_Task goal_:
Every line below that holds the string "регулированию" should be copied out.

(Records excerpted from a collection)

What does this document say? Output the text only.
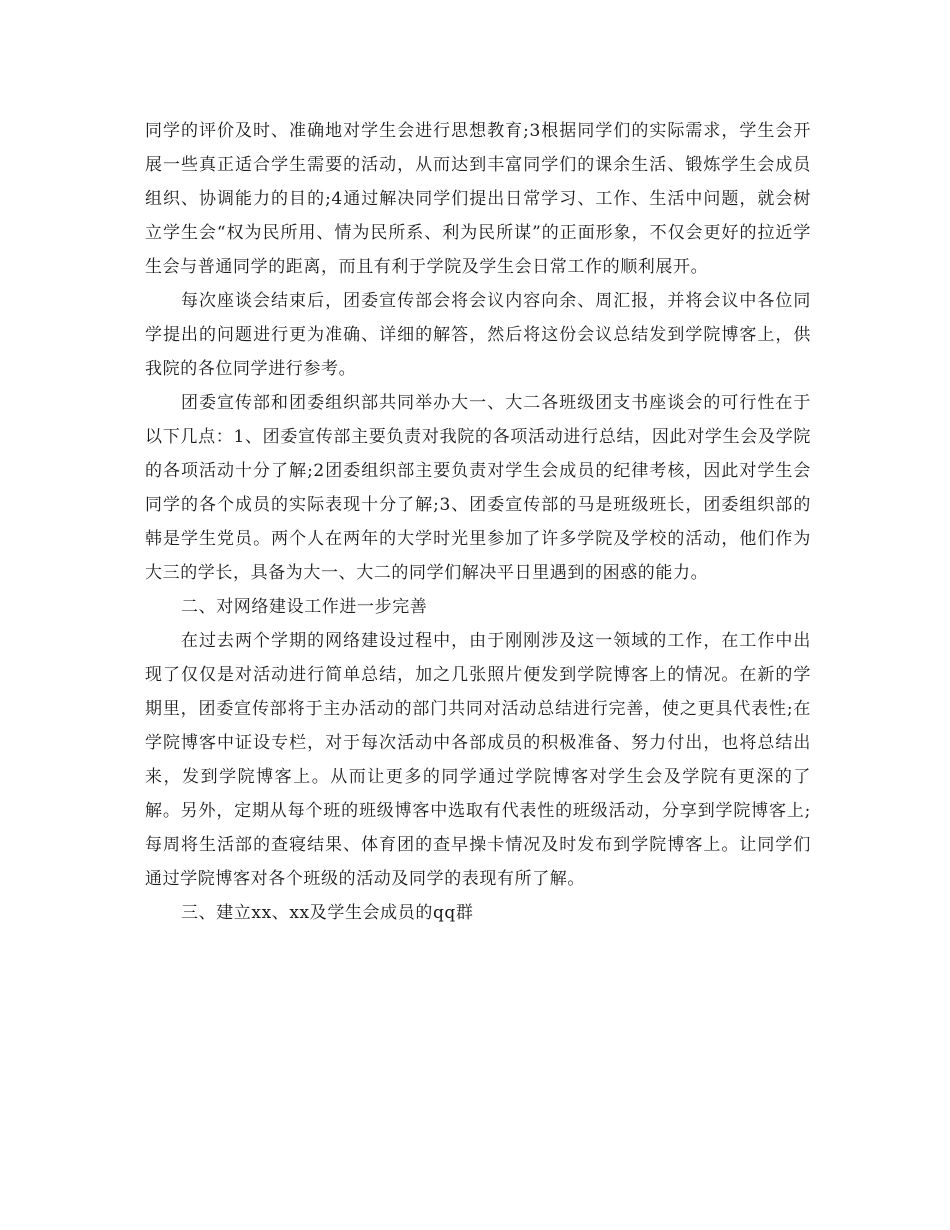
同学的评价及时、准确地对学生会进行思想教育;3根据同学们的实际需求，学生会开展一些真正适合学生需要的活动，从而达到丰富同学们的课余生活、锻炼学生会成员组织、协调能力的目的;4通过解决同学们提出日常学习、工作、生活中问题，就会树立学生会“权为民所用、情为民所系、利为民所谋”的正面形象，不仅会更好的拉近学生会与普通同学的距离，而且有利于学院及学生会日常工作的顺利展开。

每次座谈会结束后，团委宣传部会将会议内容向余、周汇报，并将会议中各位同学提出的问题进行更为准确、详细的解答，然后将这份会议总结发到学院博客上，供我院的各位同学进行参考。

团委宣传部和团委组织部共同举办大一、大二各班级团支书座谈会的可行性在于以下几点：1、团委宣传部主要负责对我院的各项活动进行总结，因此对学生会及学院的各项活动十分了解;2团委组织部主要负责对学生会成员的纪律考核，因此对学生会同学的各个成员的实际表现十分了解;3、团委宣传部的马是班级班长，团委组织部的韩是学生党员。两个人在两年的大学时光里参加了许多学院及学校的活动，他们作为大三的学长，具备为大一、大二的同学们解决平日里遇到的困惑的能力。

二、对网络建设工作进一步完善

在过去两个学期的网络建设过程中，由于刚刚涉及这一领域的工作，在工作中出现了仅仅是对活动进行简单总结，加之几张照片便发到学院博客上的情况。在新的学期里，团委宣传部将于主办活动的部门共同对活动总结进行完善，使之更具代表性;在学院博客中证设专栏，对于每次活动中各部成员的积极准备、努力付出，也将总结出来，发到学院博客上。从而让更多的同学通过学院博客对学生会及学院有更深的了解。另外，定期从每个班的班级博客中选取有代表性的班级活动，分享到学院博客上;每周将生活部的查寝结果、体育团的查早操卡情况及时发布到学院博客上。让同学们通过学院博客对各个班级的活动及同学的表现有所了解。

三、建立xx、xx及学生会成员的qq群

==

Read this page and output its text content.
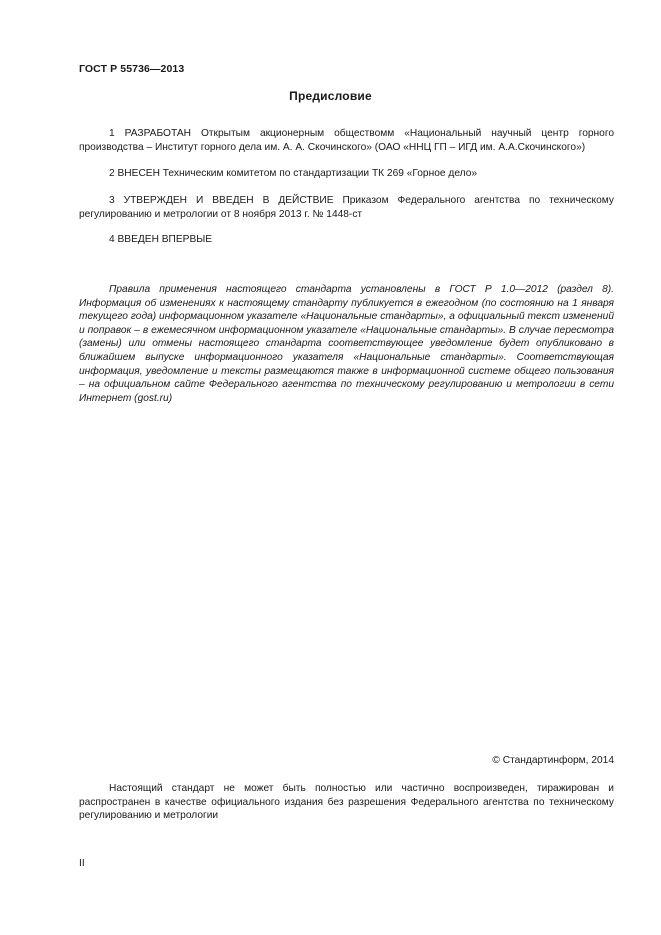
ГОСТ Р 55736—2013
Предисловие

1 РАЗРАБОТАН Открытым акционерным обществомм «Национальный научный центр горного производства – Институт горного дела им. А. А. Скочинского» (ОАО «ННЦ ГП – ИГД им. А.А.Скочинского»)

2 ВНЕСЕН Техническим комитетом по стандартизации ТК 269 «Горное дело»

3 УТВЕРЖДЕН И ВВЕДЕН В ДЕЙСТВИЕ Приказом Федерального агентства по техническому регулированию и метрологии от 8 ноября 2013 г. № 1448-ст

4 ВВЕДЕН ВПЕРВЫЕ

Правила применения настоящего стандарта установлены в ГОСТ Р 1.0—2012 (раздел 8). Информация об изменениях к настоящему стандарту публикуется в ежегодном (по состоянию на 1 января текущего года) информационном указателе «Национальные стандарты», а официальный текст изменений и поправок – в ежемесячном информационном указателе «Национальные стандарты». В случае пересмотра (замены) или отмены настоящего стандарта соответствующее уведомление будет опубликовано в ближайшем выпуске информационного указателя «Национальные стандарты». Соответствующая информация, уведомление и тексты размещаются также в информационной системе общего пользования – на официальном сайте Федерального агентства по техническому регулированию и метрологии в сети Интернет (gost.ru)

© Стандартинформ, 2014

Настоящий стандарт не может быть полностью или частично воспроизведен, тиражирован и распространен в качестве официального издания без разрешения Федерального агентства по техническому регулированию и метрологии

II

_Output for this task_:
3 УТВЕРЖДЕН И ВВЕДЕН В ДЕЙСТВИЕ Приказом Федерального агентства по техническому регулированию и метрологии от 8 ноября 2013 г. № 1448-ст
Правила применения настоящего стандарта установлены в ГОСТ Р 1.0—2012 (раздел 8). Информация об изменениях к настоящему стандарту публикуется в ежегодном (по состоянию на 1 января текущего года) информационном указателе «Национальные стандарты», а официальный текст изменений и поправок – в ежемесячном информационном указателе «Национальные стандарты». В случае пересмотра (замены) или отмены настоящего стандарта соответствующее уведомление будет опубликовано в ближайшем выпуске информационного указателя «Национальные стандарты». Соответствующая информация, уведомление и тексты размещаются также в информационной системе общего пользования – на официальном сайте Федерального агентства по техническому регулированию и метрологии в сети Интернет (gost.ru)
Настоящий стандарт не может быть полностью или частично воспроизведен, тиражирован и распространен в качестве официального издания без разрешения Федерального агентства по техническому регулированию и метрологии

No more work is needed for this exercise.